(Collected data)
++++
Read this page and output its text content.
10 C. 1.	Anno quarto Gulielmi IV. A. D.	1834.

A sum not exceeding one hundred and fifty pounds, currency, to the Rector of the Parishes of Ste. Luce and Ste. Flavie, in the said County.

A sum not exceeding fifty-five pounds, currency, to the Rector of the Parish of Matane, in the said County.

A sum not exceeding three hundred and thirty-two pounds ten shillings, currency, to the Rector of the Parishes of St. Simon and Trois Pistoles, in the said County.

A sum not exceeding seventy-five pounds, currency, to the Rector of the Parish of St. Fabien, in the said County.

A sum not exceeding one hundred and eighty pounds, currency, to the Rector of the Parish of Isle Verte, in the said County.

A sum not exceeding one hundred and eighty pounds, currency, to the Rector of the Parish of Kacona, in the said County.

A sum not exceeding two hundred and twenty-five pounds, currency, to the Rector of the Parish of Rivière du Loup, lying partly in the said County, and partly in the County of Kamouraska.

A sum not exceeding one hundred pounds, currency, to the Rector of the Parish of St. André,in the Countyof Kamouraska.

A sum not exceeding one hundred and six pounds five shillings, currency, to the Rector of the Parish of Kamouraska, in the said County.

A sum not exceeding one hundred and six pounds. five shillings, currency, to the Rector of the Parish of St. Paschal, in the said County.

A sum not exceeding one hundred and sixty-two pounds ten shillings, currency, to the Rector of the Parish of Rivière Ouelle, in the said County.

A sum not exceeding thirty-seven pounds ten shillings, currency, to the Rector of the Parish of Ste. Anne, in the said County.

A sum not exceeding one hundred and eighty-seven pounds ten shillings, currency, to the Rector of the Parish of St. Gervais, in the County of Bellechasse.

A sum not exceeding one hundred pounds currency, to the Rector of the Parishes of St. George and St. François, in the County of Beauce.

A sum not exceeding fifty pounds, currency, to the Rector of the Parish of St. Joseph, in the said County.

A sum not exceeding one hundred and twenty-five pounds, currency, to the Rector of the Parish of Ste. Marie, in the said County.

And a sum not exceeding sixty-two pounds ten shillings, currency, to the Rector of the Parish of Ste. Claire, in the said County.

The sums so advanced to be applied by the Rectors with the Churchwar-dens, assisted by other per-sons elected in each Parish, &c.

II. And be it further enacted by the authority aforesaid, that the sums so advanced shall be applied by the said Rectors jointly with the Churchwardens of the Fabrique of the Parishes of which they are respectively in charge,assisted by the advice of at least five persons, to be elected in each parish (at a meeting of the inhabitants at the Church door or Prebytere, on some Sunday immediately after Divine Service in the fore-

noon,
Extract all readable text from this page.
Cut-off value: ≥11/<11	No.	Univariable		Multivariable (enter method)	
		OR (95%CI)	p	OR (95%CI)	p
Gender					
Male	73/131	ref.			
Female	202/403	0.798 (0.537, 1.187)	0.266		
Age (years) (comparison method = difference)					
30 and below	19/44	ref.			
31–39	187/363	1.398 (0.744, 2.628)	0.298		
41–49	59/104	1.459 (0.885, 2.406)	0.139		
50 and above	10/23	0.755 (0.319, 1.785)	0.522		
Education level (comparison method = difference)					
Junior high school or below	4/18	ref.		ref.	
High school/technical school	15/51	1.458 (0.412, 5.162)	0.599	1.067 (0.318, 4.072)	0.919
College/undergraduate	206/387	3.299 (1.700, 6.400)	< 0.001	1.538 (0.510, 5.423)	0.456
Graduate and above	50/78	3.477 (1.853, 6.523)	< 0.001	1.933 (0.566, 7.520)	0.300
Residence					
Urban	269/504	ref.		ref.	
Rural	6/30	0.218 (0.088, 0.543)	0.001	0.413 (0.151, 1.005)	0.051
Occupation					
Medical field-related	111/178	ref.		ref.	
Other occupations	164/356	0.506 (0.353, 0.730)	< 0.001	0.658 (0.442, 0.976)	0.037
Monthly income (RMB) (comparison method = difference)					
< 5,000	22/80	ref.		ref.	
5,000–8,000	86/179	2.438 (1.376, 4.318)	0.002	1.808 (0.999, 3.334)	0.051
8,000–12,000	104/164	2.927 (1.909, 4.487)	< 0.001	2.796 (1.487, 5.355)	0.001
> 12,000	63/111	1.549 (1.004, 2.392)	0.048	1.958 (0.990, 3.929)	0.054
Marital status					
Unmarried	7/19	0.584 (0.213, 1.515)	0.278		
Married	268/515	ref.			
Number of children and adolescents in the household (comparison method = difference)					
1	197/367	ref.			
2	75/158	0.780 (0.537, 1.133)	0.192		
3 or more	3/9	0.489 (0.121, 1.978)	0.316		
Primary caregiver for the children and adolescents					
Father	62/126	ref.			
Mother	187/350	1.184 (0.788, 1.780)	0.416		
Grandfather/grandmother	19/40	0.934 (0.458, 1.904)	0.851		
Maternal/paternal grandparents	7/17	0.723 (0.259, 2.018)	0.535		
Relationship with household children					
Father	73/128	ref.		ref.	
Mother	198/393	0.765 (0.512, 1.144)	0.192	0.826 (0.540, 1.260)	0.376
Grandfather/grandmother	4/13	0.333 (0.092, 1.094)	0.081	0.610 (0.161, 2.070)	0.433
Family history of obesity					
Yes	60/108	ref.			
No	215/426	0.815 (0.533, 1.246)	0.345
++++
◆ Goal ◆
Copy out all of the data exactly, leaving nothing out.

◆ The answer ◆
Read this page and output its text content.
10 C. 1.	Anno quarto Gulielmi IV. A. D.	1834.

A sum not exceeding one hundred and fifty pounds, currency, to the Rector of the Parishes of Ste. Luce and Ste. Flavie, in the said County.

A sum not exceeding fifty-five pounds, currency, to the Rector of the Parish of Matane, in the said County.

A sum not exceeding three hundred and thirty-two pounds ten shillings, currency, to the Rector of the Parishes of St. Simon and Trois Pistoles, in the said County.

A sum not exceeding seventy-five pounds, currency, to the Rector of the Parish of St. Fabien, in the said County.

A sum not exceeding one hundred and eighty pounds, currency, to the Rector of the Parish of Isle Verte, in the said County.

A sum not exceeding one hundred and eighty pounds, currency, to the Rector of the Parish of Kacona, in the said County.

A sum not exceeding two hundred and twenty-five pounds, currency, to the Rector of the Parish of Rivière du Loup, lying partly in the said County, and partly in the County of Kamouraska.

A sum not exceeding one hundred pounds, currency, to the Rector of the Parish of St. André,in the Countyof Kamouraska.

A sum not exceeding one hundred and six pounds five shillings, currency, to the Rector of the Parish of Kamouraska, in the said County.

A sum not exceeding one hundred and six pounds. five shillings, currency, to the Rector of the Parish of St. Paschal, in the said County.

A sum not exceeding one hundred and sixty-two pounds ten shillings, currency, to the Rector of the Parish of Rivière Ouelle, in the said County.

A sum not exceeding thirty-seven pounds ten shillings, currency, to the Rector of the Parish of Ste. Anne, in the said County.

A sum not exceeding one hundred and eighty-seven pounds ten shillings, currency, to the Rector of the Parish of St. Gervais, in the County of Bellechasse.

A sum not exceeding one hundred pounds currency, to the Rector of the Parishes of St. George and St. François, in the County of Beauce.

A sum not exceeding fifty pounds, currency, to the Rector of the Parish of St. Joseph, in the said County.

A sum not exceeding one hundred and twenty-five pounds, currency, to the Rector of the Parish of Ste. Marie, in the said County.

And a sum not exceeding sixty-two pounds ten shillings, currency, to the Rector of the Parish of Ste. Claire, in the said County.

The sums so advanced to be applied by the Rectors with the Churchwar-dens, assisted by other per-sons elected in each Parish, &c.

II. And be it further enacted by the authority aforesaid, that the sums so advanced shall be applied by the said Rectors jointly with the Churchwardens of the Fabrique of the Parishes of which they are respectively in charge,assisted by the advice of at least five persons, to be elected in each parish (at a meeting of the inhabitants at the Church door or Prebytere, on some Sunday immediately after Divine Service in the fore-

noon,
Extract all readable text from this page.
Cut-off value: ≥11/<11	No.	Univariable		Multivariable (enter method)	
		OR (95%CI)	p	OR (95%CI)	p
Gender					
Male	73/131	ref.			
Female	202/403	0.798 (0.537, 1.187)	0.266		
Age (years) (comparison method = difference)					
30 and below	19/44	ref.			
31–39	187/363	1.398 (0.744, 2.628)	0.298		
41–49	59/104	1.459 (0.885, 2.406)	0.139		
50 and above	10/23	0.755 (0.319, 1.785)	0.522		
Education level (comparison method = difference)					
Junior high school or below	4/18	ref.		ref.	
High school/technical school	15/51	1.458 (0.412, 5.162)	0.599	1.067 (0.318, 4.072)	0.919
College/undergraduate	206/387	3.299 (1.700, 6.400)	< 0.001	1.538 (0.510, 5.423)	0.456
Graduate and above	50/78	3.477 (1.853, 6.523)	< 0.001	1.933 (0.566, 7.520)	0.300
Residence					
Urban	269/504	ref.		ref.	
Rural	6/30	0.218 (0.088, 0.543)	0.001	0.413 (0.151, 1.005)	0.051
Occupation					
Medical field-related	111/178	ref.		ref.	
Other occupations	164/356	0.506 (0.353, 0.730)	< 0.001	0.658 (0.442, 0.976)	0.037
Monthly income (RMB) (comparison method = difference)					
< 5,000	22/80	ref.		ref.	
5,000–8,000	86/179	2.438 (1.376, 4.318)	0.002	1.808 (0.999, 3.334)	0.051
8,000–12,000	104/164	2.927 (1.909, 4.487)	< 0.001	2.796 (1.487, 5.355)	0.001
> 12,000	63/111	1.549 (1.004, 2.392)	0.048	1.958 (0.990, 3.929)	0.054
Marital status					
Unmarried	7/19	0.584 (0.213, 1.515)	0.278		
Married	268/515	ref.			
Number of children and adolescents in the household (comparison method = difference)					
1	197/367	ref.			
2	75/158	0.780 (0.537, 1.133)	0.192		
3 or more	3/9	0.489 (0.121, 1.978)	0.316		
Primary caregiver for the children and adolescents					
Father	62/126	ref.			
Mother	187/350	1.184 (0.788, 1.780)	0.416		
Grandfather/grandmother	19/40	0.934 (0.458, 1.904)	0.851		
Maternal/paternal grandparents	7/17	0.723 (0.259, 2.018)	0.535		
Relationship with household children					
Father	73/128	ref.		ref.	
Mother	198/393	0.765 (0.512, 1.144)	0.192	0.826 (0.540, 1.260)	0.376
Grandfather/grandmother	4/13	0.333 (0.092, 1.094)	0.081	0.610 (0.161, 2.070)	0.433
Family history of obesity					
Yes	60/108	ref.			
No	215/426	0.815 (0.533, 1.246)	0.345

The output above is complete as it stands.